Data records

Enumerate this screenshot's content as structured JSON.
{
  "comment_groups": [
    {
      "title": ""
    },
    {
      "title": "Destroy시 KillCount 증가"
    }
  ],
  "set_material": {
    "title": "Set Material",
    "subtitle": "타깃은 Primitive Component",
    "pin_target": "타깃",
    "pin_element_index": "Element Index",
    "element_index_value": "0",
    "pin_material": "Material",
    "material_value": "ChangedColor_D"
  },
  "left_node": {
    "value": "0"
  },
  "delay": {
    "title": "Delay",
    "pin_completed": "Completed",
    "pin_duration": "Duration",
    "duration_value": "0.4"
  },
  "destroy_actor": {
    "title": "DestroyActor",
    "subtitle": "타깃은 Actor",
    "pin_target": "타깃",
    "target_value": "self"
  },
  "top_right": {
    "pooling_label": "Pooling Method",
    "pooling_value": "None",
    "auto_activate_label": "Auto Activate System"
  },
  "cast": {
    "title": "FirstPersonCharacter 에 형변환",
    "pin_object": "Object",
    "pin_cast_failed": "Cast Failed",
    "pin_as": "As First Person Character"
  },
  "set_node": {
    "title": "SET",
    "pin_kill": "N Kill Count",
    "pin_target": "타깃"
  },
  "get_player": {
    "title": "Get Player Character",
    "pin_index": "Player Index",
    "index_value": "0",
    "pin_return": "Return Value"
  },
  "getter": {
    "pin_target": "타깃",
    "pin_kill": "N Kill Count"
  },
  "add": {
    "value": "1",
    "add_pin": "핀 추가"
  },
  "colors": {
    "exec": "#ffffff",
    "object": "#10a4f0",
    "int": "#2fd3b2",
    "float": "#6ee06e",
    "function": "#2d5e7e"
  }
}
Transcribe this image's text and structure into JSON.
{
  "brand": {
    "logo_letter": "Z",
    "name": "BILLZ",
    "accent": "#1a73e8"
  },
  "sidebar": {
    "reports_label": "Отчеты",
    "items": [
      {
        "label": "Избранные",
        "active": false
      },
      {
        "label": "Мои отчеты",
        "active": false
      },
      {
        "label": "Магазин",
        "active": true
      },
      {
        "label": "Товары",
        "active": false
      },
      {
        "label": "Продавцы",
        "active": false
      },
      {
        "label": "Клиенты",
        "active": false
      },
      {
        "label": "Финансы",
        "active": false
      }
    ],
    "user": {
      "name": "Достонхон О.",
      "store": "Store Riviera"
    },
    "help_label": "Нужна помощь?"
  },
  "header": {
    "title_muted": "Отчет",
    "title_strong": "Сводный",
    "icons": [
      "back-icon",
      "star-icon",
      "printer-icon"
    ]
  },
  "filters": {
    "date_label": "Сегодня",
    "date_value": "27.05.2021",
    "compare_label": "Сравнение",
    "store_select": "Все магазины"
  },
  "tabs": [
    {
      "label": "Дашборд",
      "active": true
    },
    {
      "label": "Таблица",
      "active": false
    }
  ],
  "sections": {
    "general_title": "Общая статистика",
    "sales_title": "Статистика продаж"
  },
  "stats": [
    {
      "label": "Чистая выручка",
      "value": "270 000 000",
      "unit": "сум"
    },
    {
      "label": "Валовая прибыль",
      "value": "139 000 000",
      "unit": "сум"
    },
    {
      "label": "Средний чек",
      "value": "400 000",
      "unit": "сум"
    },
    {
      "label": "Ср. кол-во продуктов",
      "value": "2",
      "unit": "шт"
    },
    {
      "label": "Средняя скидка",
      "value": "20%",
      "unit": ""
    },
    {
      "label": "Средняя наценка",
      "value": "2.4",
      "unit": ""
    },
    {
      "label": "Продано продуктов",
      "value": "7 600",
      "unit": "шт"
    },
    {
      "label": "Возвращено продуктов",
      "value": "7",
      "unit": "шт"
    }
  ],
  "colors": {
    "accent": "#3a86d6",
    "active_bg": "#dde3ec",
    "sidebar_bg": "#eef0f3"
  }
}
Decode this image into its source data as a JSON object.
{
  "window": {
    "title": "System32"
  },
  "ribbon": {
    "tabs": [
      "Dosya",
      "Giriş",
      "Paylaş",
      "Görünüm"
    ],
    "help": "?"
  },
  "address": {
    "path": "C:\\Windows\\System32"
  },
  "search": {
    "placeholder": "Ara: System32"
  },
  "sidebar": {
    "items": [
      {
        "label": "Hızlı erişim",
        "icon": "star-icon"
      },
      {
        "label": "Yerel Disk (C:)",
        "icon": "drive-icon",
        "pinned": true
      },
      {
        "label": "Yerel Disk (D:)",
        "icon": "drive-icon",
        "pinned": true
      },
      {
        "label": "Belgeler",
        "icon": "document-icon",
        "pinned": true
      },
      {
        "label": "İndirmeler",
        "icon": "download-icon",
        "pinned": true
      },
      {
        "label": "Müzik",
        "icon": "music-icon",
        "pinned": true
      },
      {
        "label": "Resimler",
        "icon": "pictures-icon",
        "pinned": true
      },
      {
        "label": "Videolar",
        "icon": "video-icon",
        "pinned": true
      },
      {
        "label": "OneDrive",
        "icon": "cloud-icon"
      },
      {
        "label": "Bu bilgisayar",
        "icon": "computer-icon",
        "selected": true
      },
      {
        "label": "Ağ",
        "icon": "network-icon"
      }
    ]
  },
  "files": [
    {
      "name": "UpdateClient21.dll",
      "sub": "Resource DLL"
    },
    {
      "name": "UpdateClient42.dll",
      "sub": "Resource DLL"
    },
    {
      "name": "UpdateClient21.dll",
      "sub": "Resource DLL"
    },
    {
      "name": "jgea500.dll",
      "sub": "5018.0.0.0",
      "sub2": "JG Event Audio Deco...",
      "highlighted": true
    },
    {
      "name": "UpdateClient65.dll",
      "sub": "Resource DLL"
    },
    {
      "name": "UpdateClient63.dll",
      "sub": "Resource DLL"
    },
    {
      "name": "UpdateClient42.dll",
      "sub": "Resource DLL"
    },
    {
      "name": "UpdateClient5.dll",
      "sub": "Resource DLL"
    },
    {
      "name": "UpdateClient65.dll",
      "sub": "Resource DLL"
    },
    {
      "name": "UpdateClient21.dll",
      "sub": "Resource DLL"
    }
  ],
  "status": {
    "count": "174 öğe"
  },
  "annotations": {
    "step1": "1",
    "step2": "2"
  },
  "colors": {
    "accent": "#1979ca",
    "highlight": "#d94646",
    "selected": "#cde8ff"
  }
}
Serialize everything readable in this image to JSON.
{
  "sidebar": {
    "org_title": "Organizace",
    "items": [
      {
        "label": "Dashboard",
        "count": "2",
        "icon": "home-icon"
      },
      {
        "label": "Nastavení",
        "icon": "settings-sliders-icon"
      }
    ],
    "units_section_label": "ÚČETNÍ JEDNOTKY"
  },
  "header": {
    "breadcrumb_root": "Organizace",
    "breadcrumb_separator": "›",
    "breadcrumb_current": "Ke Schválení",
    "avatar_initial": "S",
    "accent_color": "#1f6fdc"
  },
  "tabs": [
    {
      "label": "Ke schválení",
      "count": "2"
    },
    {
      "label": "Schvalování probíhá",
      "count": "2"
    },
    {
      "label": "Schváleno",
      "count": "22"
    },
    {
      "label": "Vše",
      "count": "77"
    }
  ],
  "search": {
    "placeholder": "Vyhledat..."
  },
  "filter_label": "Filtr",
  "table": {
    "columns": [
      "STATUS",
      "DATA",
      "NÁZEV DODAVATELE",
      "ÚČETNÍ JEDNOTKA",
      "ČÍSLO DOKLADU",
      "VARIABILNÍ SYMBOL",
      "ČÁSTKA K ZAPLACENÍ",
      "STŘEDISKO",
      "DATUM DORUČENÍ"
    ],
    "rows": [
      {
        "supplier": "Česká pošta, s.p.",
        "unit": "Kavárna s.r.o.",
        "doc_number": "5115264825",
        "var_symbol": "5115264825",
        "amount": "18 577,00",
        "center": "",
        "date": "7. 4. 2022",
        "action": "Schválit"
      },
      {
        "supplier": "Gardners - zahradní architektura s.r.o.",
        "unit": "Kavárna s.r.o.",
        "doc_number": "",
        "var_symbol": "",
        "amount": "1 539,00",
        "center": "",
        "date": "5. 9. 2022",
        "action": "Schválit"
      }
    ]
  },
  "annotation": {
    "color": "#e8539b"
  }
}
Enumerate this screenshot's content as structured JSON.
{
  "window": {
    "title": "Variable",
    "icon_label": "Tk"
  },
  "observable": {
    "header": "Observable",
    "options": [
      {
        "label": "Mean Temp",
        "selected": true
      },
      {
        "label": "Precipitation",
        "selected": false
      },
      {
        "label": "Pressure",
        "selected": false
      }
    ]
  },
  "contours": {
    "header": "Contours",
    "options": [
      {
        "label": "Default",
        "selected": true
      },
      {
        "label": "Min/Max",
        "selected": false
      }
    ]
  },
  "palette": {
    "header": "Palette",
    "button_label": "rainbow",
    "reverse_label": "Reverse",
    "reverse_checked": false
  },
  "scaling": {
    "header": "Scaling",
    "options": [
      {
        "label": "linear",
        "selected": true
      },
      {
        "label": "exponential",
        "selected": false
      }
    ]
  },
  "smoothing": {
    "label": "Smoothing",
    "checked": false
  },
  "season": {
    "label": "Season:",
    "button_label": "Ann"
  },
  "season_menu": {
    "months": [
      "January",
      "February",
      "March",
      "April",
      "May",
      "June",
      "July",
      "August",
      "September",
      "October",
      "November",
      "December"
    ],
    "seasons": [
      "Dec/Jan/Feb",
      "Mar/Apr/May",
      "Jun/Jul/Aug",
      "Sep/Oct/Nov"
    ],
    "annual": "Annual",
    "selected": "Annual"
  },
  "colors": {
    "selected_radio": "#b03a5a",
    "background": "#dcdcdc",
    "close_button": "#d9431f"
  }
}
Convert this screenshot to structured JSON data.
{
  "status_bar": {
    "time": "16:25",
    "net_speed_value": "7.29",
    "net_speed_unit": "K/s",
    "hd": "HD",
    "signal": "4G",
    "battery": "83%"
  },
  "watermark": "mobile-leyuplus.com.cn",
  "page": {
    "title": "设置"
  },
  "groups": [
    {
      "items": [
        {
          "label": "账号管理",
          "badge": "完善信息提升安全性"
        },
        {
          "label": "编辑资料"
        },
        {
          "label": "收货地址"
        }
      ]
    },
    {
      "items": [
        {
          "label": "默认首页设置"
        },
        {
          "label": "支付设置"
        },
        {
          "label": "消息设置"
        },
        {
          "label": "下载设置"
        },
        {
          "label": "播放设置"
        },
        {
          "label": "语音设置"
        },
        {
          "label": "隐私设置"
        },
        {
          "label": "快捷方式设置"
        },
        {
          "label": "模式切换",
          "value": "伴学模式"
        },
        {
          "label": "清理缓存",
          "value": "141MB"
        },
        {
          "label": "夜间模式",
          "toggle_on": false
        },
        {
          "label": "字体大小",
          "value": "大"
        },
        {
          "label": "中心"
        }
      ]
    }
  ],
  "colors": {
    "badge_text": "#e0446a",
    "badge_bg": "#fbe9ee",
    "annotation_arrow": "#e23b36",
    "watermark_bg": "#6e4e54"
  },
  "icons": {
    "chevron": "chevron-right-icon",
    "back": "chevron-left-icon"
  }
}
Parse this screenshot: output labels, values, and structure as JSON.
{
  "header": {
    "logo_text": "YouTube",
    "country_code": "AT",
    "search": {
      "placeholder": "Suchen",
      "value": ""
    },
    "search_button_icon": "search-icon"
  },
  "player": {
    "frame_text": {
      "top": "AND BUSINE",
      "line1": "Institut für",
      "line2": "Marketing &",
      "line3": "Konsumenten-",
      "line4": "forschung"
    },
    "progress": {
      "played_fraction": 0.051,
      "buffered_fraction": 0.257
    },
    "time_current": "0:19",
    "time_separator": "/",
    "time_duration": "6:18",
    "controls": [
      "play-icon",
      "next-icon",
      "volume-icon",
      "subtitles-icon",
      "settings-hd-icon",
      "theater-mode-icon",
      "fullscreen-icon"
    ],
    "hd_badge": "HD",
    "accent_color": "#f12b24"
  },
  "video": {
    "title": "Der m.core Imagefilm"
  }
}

**Required work:**
Scan the material and collect every line that contains "this".

**Finished answer:**
Enumerate this screenshot's content as structured JSON.
Transcribe this image's text and structure into JSON.
Decode this image into its source data as a JSON object.
Serialize everything readable in this image to JSON.
Enumerate this screenshot's content as structured JSON.
Convert this screenshot to structured JSON data.
Parse this screenshot: output labels, values, and structure as JSON.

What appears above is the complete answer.